[Stored data entries]

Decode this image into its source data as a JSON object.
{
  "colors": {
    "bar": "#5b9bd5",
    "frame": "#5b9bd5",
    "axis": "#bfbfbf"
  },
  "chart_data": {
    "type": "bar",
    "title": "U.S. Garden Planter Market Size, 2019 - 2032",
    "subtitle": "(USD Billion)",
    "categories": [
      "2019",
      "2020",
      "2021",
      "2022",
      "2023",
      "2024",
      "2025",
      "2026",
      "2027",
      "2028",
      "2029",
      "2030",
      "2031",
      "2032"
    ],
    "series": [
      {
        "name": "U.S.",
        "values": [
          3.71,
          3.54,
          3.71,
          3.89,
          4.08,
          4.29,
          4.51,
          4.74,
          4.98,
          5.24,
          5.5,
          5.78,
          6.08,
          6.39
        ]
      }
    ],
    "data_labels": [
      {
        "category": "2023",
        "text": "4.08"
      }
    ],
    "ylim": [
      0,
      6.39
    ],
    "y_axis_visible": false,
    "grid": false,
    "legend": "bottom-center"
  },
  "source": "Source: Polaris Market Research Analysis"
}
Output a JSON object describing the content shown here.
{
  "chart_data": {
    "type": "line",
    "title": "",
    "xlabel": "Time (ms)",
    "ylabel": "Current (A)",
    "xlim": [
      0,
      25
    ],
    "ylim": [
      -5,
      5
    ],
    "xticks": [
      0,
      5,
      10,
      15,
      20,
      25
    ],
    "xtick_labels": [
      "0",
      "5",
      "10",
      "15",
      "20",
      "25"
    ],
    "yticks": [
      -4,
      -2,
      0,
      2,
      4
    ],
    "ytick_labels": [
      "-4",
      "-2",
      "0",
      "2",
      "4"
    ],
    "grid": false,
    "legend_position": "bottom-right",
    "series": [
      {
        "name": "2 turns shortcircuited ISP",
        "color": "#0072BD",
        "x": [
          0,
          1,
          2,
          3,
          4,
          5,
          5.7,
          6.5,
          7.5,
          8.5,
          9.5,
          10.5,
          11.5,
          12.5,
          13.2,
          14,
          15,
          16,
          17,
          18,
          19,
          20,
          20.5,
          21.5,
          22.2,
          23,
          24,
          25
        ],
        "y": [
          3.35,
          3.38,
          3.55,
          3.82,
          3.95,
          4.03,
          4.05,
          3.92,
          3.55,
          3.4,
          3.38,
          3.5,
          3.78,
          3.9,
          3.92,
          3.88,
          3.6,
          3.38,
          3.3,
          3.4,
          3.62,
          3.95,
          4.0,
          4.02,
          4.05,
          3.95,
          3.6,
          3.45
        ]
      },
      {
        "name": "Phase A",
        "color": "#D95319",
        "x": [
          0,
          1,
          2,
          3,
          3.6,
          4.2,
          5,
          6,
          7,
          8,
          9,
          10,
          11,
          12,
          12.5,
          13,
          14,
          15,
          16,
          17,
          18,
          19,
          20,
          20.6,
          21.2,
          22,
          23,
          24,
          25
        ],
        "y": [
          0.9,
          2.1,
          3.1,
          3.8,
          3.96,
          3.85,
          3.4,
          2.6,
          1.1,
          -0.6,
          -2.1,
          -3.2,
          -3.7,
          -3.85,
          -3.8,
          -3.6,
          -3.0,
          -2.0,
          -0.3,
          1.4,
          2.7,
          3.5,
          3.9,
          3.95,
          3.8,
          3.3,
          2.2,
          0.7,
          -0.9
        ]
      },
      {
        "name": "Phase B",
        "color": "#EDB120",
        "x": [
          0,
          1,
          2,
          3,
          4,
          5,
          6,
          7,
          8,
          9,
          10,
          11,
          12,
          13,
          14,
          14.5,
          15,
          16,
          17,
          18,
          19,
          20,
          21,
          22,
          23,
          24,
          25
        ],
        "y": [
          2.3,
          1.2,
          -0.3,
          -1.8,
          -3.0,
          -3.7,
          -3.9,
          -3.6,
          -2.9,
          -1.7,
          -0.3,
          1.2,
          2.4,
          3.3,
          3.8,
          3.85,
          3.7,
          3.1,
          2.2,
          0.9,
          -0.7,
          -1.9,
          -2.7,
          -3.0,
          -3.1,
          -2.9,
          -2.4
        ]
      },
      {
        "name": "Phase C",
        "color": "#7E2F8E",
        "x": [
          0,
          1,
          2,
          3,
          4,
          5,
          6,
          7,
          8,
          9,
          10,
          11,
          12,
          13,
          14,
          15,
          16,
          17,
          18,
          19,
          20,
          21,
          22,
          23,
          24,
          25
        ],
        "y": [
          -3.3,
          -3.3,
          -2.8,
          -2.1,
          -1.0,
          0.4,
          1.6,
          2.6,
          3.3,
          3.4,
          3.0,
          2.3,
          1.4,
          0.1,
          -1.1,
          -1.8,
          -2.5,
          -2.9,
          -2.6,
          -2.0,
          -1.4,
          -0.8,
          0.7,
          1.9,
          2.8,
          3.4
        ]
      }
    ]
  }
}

- [Exercise instructions]: Without leaving anything out, quote all the data.

- [Response to this exercise]:
Decode this image into its source data as a JSON object.
{
  "colors": {
    "bar": "#5b9bd5",
    "frame": "#5b9bd5",
    "axis": "#bfbfbf"
  },
  "chart_data": {
    "type": "bar",
    "title": "U.S. Garden Planter Market Size, 2019 - 2032",
    "subtitle": "(USD Billion)",
    "categories": [
      "2019",
      "2020",
      "2021",
      "2022",
      "2023",
      "2024",
      "2025",
      "2026",
      "2027",
      "2028",
      "2029",
      "2030",
      "2031",
      "2032"
    ],
    "series": [
      {
        "name": "U.S.",
        "values": [
          3.71,
          3.54,
          3.71,
          3.89,
          4.08,
          4.29,
          4.51,
          4.74,
          4.98,
          5.24,
          5.5,
          5.78,
          6.08,
          6.39
        ]
      }
    ],
    "data_labels": [
      {
        "category": "2023",
        "text": "4.08"
      }
    ],
    "ylim": [
      0,
      6.39
    ],
    "y_axis_visible": false,
    "grid": false,
    "legend": "bottom-center"
  },
  "source": "Source: Polaris Market Research Analysis"
}
Output a JSON object describing the content shown here.
{
  "chart_data": {
    "type": "line",
    "title": "",
    "xlabel": "Time (ms)",
    "ylabel": "Current (A)",
    "xlim": [
      0,
      25
    ],
    "ylim": [
      -5,
      5
    ],
    "xticks": [
      0,
      5,
      10,
      15,
      20,
      25
    ],
    "xtick_labels": [
      "0",
      "5",
      "10",
      "15",
      "20",
      "25"
    ],
    "yticks": [
      -4,
      -2,
      0,
      2,
      4
    ],
    "ytick_labels": [
      "-4",
      "-2",
      "0",
      "2",
      "4"
    ],
    "grid": false,
    "legend_position": "bottom-right",
    "series": [
      {
        "name": "2 turns shortcircuited ISP",
        "color": "#0072BD",
        "x": [
          0,
          1,
          2,
          3,
          4,
          5,
          5.7,
          6.5,
          7.5,
          8.5,
          9.5,
          10.5,
          11.5,
          12.5,
          13.2,
          14,
          15,
          16,
          17,
          18,
          19,
          20,
          20.5,
          21.5,
          22.2,
          23,
          24,
          25
        ],
        "y": [
          3.35,
          3.38,
          3.55,
          3.82,
          3.95,
          4.03,
          4.05,
          3.92,
          3.55,
          3.4,
          3.38,
          3.5,
          3.78,
          3.9,
          3.92,
          3.88,
          3.6,
          3.38,
          3.3,
          3.4,
          3.62,
          3.95,
          4.0,
          4.02,
          4.05,
          3.95,
          3.6,
          3.45
        ]
      },
      {
        "name": "Phase A",
        "color": "#D95319",
        "x": [
          0,
          1,
          2,
          3,
          3.6,
          4.2,
          5,
          6,
          7,
          8,
          9,
          10,
          11,
          12,
          12.5,
          13,
          14,
          15,
          16,
          17,
          18,
          19,
          20,
          20.6,
          21.2,
          22,
          23,
          24,
          25
        ],
        "y": [
          0.9,
          2.1,
          3.1,
          3.8,
          3.96,
          3.85,
          3.4,
          2.6,
          1.1,
          -0.6,
          -2.1,
          -3.2,
          -3.7,
          -3.85,
          -3.8,
          -3.6,
          -3.0,
          -2.0,
          -0.3,
          1.4,
          2.7,
          3.5,
          3.9,
          3.95,
          3.8,
          3.3,
          2.2,
          0.7,
          -0.9
        ]
      },
      {
        "name": "Phase B",
        "color": "#EDB120",
        "x": [
          0,
          1,
          2,
          3,
          4,
          5,
          6,
          7,
          8,
          9,
          10,
          11,
          12,
          13,
          14,
          14.5,
          15,
          16,
          17,
          18,
          19,
          20,
          21,
          22,
          23,
          24,
          25
        ],
        "y": [
          2.3,
          1.2,
          -0.3,
          -1.8,
          -3.0,
          -3.7,
          -3.9,
          -3.6,
          -2.9,
          -1.7,
          -0.3,
          1.2,
          2.4,
          3.3,
          3.8,
          3.85,
          3.7,
          3.1,
          2.2,
          0.9,
          -0.7,
          -1.9,
          -2.7,
          -3.0,
          -3.1,
          -2.9,
          -2.4
        ]
      },
      {
        "name": "Phase C",
        "color": "#7E2F8E",
        "x": [
          0,
          1,
          2,
          3,
          4,
          5,
          6,
          7,
          8,
          9,
          10,
          11,
          12,
          13,
          14,
          15,
          16,
          17,
          18,
          19,
          20,
          21,
          22,
          23,
          24,
          25
        ],
        "y": [
          -3.3,
          -3.3,
          -2.8,
          -2.1,
          -1.0,
          0.4,
          1.6,
          2.6,
          3.3,
          3.4,
          3.0,
          2.3,
          1.4,
          0.1,
          -1.1,
          -1.8,
          -2.5,
          -2.9,
          -2.6,
          -2.0,
          -1.4,
          -0.8,
          0.7,
          1.9,
          2.8,
          3.4
        ]
      }
    ]
  }
}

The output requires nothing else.